[Input data]
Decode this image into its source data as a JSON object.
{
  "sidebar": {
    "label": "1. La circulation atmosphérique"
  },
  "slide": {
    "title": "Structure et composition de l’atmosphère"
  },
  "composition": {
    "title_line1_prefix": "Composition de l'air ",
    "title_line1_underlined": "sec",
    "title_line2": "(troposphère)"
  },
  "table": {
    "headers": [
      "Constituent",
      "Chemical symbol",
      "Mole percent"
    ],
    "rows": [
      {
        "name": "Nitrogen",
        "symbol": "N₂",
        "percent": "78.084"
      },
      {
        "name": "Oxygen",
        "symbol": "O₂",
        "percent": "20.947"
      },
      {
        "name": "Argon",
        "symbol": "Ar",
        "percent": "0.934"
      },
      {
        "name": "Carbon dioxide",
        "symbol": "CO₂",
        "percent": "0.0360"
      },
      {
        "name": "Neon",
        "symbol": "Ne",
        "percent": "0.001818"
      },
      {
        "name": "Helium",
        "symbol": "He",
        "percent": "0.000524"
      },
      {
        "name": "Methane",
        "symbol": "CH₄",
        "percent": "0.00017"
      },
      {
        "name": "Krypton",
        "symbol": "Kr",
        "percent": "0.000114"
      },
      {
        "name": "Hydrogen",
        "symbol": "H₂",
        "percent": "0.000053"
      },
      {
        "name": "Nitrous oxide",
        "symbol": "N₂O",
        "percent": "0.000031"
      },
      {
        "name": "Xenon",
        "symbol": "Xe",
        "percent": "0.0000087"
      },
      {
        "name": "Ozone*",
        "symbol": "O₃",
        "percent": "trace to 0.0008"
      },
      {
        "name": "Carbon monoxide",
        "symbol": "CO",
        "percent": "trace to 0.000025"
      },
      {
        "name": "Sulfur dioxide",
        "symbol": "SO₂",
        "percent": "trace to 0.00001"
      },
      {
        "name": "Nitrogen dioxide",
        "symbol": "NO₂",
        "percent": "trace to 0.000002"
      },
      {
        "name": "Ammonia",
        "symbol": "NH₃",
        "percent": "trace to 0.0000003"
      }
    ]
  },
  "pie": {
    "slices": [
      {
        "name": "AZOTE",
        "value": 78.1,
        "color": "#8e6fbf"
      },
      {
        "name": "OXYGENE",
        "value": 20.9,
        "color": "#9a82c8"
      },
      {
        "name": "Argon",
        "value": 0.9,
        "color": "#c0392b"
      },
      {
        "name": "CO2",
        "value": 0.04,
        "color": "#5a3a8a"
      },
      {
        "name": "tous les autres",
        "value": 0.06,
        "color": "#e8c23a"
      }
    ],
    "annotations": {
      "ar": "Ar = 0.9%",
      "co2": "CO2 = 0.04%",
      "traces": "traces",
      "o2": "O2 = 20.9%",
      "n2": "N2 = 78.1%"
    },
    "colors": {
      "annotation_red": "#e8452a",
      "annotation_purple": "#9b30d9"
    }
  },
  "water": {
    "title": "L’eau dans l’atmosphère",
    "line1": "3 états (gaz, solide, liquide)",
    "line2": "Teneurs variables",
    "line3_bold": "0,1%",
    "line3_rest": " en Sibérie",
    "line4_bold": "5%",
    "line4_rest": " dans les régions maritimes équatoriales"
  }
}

[Prompt]
Reproduce the listing above word for word.

[The result]
Decode this image into its source data as a JSON object.
{
  "sidebar": {
    "label": "1. La circulation atmosphérique"
  },
  "slide": {
    "title": "Structure et composition de l’atmosphère"
  },
  "composition": {
    "title_line1_prefix": "Composition de l'air ",
    "title_line1_underlined": "sec",
    "title_line2": "(troposphère)"
  },
  "table": {
    "headers": [
      "Constituent",
      "Chemical symbol",
      "Mole percent"
    ],
    "rows": [
      {
        "name": "Nitrogen",
        "symbol": "N₂",
        "percent": "78.084"
      },
      {
        "name": "Oxygen",
        "symbol": "O₂",
        "percent": "20.947"
      },
      {
        "name": "Argon",
        "symbol": "Ar",
        "percent": "0.934"
      },
      {
        "name": "Carbon dioxide",
        "symbol": "CO₂",
        "percent": "0.0360"
      },
      {
        "name": "Neon",
        "symbol": "Ne",
        "percent": "0.001818"
      },
      {
        "name": "Helium",
        "symbol": "He",
        "percent": "0.000524"
      },
      {
        "name": "Methane",
        "symbol": "CH₄",
        "percent": "0.00017"
      },
      {
        "name": "Krypton",
        "symbol": "Kr",
        "percent": "0.000114"
      },
      {
        "name": "Hydrogen",
        "symbol": "H₂",
        "percent": "0.000053"
      },
      {
        "name": "Nitrous oxide",
        "symbol": "N₂O",
        "percent": "0.000031"
      },
      {
        "name": "Xenon",
        "symbol": "Xe",
        "percent": "0.0000087"
      },
      {
        "name": "Ozone*",
        "symbol": "O₃",
        "percent": "trace to 0.0008"
      },
      {
        "name": "Carbon monoxide",
        "symbol": "CO",
        "percent": "trace to 0.000025"
      },
      {
        "name": "Sulfur dioxide",
        "symbol": "SO₂",
        "percent": "trace to 0.00001"
      },
      {
        "name": "Nitrogen dioxide",
        "symbol": "NO₂",
        "percent": "trace to 0.000002"
      },
      {
        "name": "Ammonia",
        "symbol": "NH₃",
        "percent": "trace to 0.0000003"
      }
    ]
  },
  "pie": {
    "slices": [
      {
        "name": "AZOTE",
        "value": 78.1,
        "color": "#8e6fbf"
      },
      {
        "name": "OXYGENE",
        "value": 20.9,
        "color": "#9a82c8"
      },
      {
        "name": "Argon",
        "value": 0.9,
        "color": "#c0392b"
      },
      {
        "name": "CO2",
        "value": 0.04,
        "color": "#5a3a8a"
      },
      {
        "name": "tous les autres",
        "value": 0.06,
        "color": "#e8c23a"
      }
    ],
    "annotations": {
      "ar": "Ar = 0.9%",
      "co2": "CO2 = 0.04%",
      "traces": "traces",
      "o2": "O2 = 20.9%",
      "n2": "N2 = 78.1%"
    },
    "colors": {
      "annotation_red": "#e8452a",
      "annotation_purple": "#9b30d9"
    }
  },
  "water": {
    "title": "L’eau dans l’atmosphère",
    "line1": "3 états (gaz, solide, liquide)",
    "line2": "Teneurs variables",
    "line3_bold": "0,1%",
    "line3_rest": " en Sibérie",
    "line4_bold": "5%",
    "line4_rest": " dans les régions maritimes équatoriales"
  }
}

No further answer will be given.